» **INSTRUCTIONS TO FOLLOW**
Write out the records again, exactly, leaving none out.

» **DATASET ENTRIES**
====================

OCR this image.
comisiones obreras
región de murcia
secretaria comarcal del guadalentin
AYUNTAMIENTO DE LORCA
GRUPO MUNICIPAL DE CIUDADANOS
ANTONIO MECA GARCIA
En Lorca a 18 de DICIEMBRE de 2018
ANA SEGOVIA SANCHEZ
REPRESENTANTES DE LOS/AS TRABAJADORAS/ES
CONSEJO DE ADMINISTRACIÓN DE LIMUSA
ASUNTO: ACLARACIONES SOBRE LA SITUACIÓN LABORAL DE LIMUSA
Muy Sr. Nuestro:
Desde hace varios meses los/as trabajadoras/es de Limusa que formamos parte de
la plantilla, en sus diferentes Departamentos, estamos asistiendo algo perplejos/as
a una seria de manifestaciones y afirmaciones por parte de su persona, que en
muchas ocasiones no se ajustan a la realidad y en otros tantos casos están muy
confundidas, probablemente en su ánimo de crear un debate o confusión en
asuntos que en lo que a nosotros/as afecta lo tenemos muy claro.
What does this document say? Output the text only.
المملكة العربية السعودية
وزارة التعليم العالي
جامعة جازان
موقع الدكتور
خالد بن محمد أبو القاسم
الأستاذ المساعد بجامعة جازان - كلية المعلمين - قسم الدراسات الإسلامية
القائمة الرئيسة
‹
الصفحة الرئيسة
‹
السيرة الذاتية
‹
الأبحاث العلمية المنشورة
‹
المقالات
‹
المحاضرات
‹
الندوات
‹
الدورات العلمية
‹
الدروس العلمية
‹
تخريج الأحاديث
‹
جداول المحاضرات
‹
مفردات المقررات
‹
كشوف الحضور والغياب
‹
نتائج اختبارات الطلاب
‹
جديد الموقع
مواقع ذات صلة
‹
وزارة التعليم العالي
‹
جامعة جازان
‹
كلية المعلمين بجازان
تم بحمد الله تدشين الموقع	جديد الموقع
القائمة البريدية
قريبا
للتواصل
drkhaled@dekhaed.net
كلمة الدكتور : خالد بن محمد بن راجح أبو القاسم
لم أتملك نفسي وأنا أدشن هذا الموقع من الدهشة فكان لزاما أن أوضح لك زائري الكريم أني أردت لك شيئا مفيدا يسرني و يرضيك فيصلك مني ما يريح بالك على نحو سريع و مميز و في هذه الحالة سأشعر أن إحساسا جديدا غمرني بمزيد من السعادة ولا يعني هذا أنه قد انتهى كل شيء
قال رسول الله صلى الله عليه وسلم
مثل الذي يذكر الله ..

====================

» **RESPONSE**
OCR this image.
comisiones obreras
región de murcia
secretaria comarcal del guadalentin
AYUNTAMIENTO DE LORCA
GRUPO MUNICIPAL DE CIUDADANOS
ANTONIO MECA GARCIA
En Lorca a 18 de DICIEMBRE de 2018
ANA SEGOVIA SANCHEZ
REPRESENTANTES DE LOS/AS TRABAJADORAS/ES
CONSEJO DE ADMINISTRACIÓN DE LIMUSA
ASUNTO: ACLARACIONES SOBRE LA SITUACIÓN LABORAL DE LIMUSA
Muy Sr. Nuestro:
Desde hace varios meses los/as trabajadoras/es de Limusa que formamos parte de
la plantilla, en sus diferentes Departamentos, estamos asistiendo algo perplejos/as
a una seria de manifestaciones y afirmaciones por parte de su persona, que en
muchas ocasiones no se ajustan a la realidad y en otros tantos casos están muy
confundidas, probablemente en su ánimo de crear un debate o confusión en
asuntos que en lo que a nosotros/as afecta lo tenemos muy claro.
What does this document say? Output the text only.
المملكة العربية السعودية
وزارة التعليم العالي
جامعة جازان
موقع الدكتور
خالد بن محمد أبو القاسم
الأستاذ المساعد بجامعة جازان - كلية المعلمين - قسم الدراسات الإسلامية
القائمة الرئيسة
‹
الصفحة الرئيسة
‹
السيرة الذاتية
‹
الأبحاث العلمية المنشورة
‹
المقالات
‹
المحاضرات
‹
الندوات
‹
الدورات العلمية
‹
الدروس العلمية
‹
تخريج الأحاديث
‹
جداول المحاضرات
‹
مفردات المقررات
‹
كشوف الحضور والغياب
‹
نتائج اختبارات الطلاب
‹
جديد الموقع
مواقع ذات صلة
‹
وزارة التعليم العالي
‹
جامعة جازان
‹
كلية المعلمين بجازان
تم بحمد الله تدشين الموقع	جديد الموقع
القائمة البريدية
قريبا
للتواصل
drkhaled@dekhaed.net
كلمة الدكتور : خالد بن محمد بن راجح أبو القاسم
لم أتملك نفسي وأنا أدشن هذا الموقع من الدهشة فكان لزاما أن أوضح لك زائري الكريم أني أردت لك شيئا مفيدا يسرني و يرضيك فيصلك مني ما يريح بالك على نحو سريع و مميز و في هذه الحالة سأشعر أن إحساسا جديدا غمرني بمزيد من السعادة ولا يعني هذا أنه قد انتهى كل شيء
قال رسول الله صلى الله عليه وسلم
مثل الذي يذكر الله ..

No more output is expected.